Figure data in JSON
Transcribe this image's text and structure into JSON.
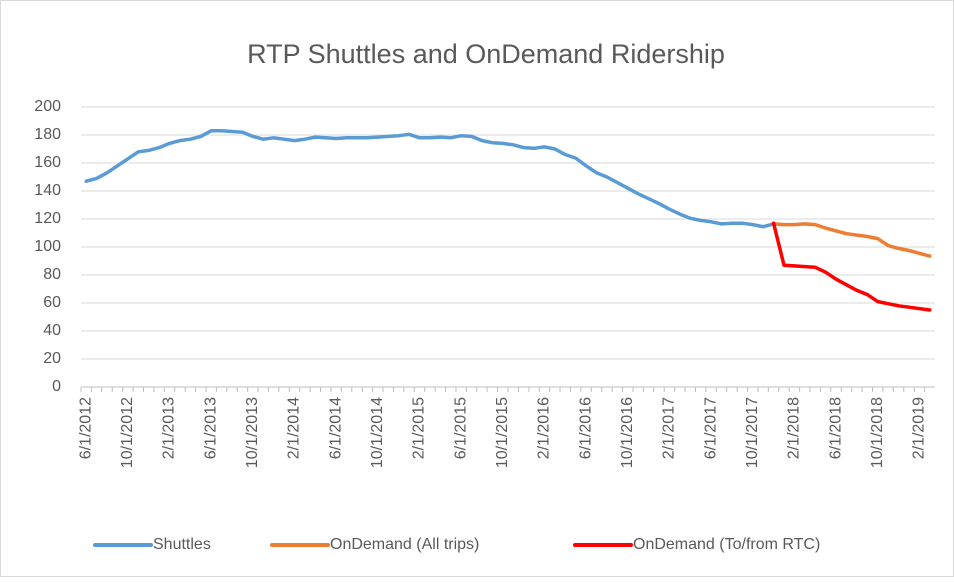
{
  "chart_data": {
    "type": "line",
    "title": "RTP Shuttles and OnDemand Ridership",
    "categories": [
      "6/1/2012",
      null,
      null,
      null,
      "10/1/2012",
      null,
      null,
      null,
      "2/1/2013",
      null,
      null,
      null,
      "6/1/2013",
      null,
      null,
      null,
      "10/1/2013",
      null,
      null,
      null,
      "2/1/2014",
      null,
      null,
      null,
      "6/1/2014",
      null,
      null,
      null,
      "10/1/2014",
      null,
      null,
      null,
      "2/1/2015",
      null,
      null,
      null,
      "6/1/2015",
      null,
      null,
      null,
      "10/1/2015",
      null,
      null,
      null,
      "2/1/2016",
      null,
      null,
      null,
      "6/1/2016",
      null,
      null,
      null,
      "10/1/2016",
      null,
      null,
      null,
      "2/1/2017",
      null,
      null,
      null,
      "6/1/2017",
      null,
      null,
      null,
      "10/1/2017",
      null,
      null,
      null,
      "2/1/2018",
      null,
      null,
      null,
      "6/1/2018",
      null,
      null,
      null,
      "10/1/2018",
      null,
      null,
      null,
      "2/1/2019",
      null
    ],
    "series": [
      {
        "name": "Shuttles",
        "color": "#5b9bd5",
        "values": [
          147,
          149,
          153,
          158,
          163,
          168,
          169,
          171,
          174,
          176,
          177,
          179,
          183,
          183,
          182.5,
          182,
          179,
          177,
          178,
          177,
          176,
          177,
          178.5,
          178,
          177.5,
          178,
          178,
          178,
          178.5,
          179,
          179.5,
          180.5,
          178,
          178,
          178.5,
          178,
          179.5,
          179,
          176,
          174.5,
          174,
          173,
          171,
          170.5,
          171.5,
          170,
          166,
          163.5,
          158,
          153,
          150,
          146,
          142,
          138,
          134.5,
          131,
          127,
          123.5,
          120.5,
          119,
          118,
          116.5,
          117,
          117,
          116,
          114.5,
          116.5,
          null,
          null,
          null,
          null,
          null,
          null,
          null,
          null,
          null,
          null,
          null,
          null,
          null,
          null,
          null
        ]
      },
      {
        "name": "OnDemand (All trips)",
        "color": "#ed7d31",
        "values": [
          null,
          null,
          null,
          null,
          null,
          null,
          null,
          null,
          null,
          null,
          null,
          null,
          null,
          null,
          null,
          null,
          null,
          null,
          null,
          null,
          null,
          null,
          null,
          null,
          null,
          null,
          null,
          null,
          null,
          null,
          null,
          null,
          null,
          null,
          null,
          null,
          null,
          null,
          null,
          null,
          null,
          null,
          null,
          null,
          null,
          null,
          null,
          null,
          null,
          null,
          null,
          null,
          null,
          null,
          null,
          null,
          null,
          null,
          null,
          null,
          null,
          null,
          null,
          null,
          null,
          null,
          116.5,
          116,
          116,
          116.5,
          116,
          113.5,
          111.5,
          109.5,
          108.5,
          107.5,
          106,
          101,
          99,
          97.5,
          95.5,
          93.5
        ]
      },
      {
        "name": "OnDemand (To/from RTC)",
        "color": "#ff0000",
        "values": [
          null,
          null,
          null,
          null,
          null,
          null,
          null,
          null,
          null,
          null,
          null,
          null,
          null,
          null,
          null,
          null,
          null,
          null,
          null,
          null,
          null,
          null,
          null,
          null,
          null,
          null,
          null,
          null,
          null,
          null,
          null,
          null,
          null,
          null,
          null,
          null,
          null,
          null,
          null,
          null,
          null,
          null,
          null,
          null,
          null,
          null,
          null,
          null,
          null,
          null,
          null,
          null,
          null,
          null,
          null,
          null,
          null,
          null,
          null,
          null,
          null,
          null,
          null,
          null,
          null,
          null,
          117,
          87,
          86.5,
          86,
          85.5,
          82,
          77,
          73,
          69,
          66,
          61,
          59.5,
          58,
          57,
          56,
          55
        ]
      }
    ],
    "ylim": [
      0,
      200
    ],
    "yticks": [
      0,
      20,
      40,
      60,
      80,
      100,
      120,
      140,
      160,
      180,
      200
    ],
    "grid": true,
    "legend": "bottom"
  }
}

_Task goal_
Write the listing out a second time exactly, dropping all images.

_Complete response_
Transcribe this image's text and structure into JSON.
{
  "chart_data": {
    "type": "line",
    "title": "RTP Shuttles and OnDemand Ridership",
    "categories": [
      "6/1/2012",
      null,
      null,
      null,
      "10/1/2012",
      null,
      null,
      null,
      "2/1/2013",
      null,
      null,
      null,
      "6/1/2013",
      null,
      null,
      null,
      "10/1/2013",
      null,
      null,
      null,
      "2/1/2014",
      null,
      null,
      null,
      "6/1/2014",
      null,
      null,
      null,
      "10/1/2014",
      null,
      null,
      null,
      "2/1/2015",
      null,
      null,
      null,
      "6/1/2015",
      null,
      null,
      null,
      "10/1/2015",
      null,
      null,
      null,
      "2/1/2016",
      null,
      null,
      null,
      "6/1/2016",
      null,
      null,
      null,
      "10/1/2016",
      null,
      null,
      null,
      "2/1/2017",
      null,
      null,
      null,
      "6/1/2017",
      null,
      null,
      null,
      "10/1/2017",
      null,
      null,
      null,
      "2/1/2018",
      null,
      null,
      null,
      "6/1/2018",
      null,
      null,
      null,
      "10/1/2018",
      null,
      null,
      null,
      "2/1/2019",
      null
    ],
    "series": [
      {
        "name": "Shuttles",
        "color": "#5b9bd5",
        "values": [
          147,
          149,
          153,
          158,
          163,
          168,
          169,
          171,
          174,
          176,
          177,
          179,
          183,
          183,
          182.5,
          182,
          179,
          177,
          178,
          177,
          176,
          177,
          178.5,
          178,
          177.5,
          178,
          178,
          178,
          178.5,
          179,
          179.5,
          180.5,
          178,
          178,
          178.5,
          178,
          179.5,
          179,
          176,
          174.5,
          174,
          173,
          171,
          170.5,
          171.5,
          170,
          166,
          163.5,
          158,
          153,
          150,
          146,
          142,
          138,
          134.5,
          131,
          127,
          123.5,
          120.5,
          119,
          118,
          116.5,
          117,
          117,
          116,
          114.5,
          116.5,
          null,
          null,
          null,
          null,
          null,
          null,
          null,
          null,
          null,
          null,
          null,
          null,
          null,
          null,
          null
        ]
      },
      {
        "name": "OnDemand (All trips)",
        "color": "#ed7d31",
        "values": [
          null,
          null,
          null,
          null,
          null,
          null,
          null,
          null,
          null,
          null,
          null,
          null,
          null,
          null,
          null,
          null,
          null,
          null,
          null,
          null,
          null,
          null,
          null,
          null,
          null,
          null,
          null,
          null,
          null,
          null,
          null,
          null,
          null,
          null,
          null,
          null,
          null,
          null,
          null,
          null,
          null,
          null,
          null,
          null,
          null,
          null,
          null,
          null,
          null,
          null,
          null,
          null,
          null,
          null,
          null,
          null,
          null,
          null,
          null,
          null,
          null,
          null,
          null,
          null,
          null,
          null,
          116.5,
          116,
          116,
          116.5,
          116,
          113.5,
          111.5,
          109.5,
          108.5,
          107.5,
          106,
          101,
          99,
          97.5,
          95.5,
          93.5
        ]
      },
      {
        "name": "OnDemand (To/from RTC)",
        "color": "#ff0000",
        "values": [
          null,
          null,
          null,
          null,
          null,
          null,
          null,
          null,
          null,
          null,
          null,
          null,
          null,
          null,
          null,
          null,
          null,
          null,
          null,
          null,
          null,
          null,
          null,
          null,
          null,
          null,
          null,
          null,
          null,
          null,
          null,
          null,
          null,
          null,
          null,
          null,
          null,
          null,
          null,
          null,
          null,
          null,
          null,
          null,
          null,
          null,
          null,
          null,
          null,
          null,
          null,
          null,
          null,
          null,
          null,
          null,
          null,
          null,
          null,
          null,
          null,
          null,
          null,
          null,
          null,
          null,
          117,
          87,
          86.5,
          86,
          85.5,
          82,
          77,
          73,
          69,
          66,
          61,
          59.5,
          58,
          57,
          56,
          55
        ]
      }
    ],
    "ylim": [
      0,
      200
    ],
    "yticks": [
      0,
      20,
      40,
      60,
      80,
      100,
      120,
      140,
      160,
      180,
      200
    ],
    "grid": true,
    "legend": "bottom"
  }
}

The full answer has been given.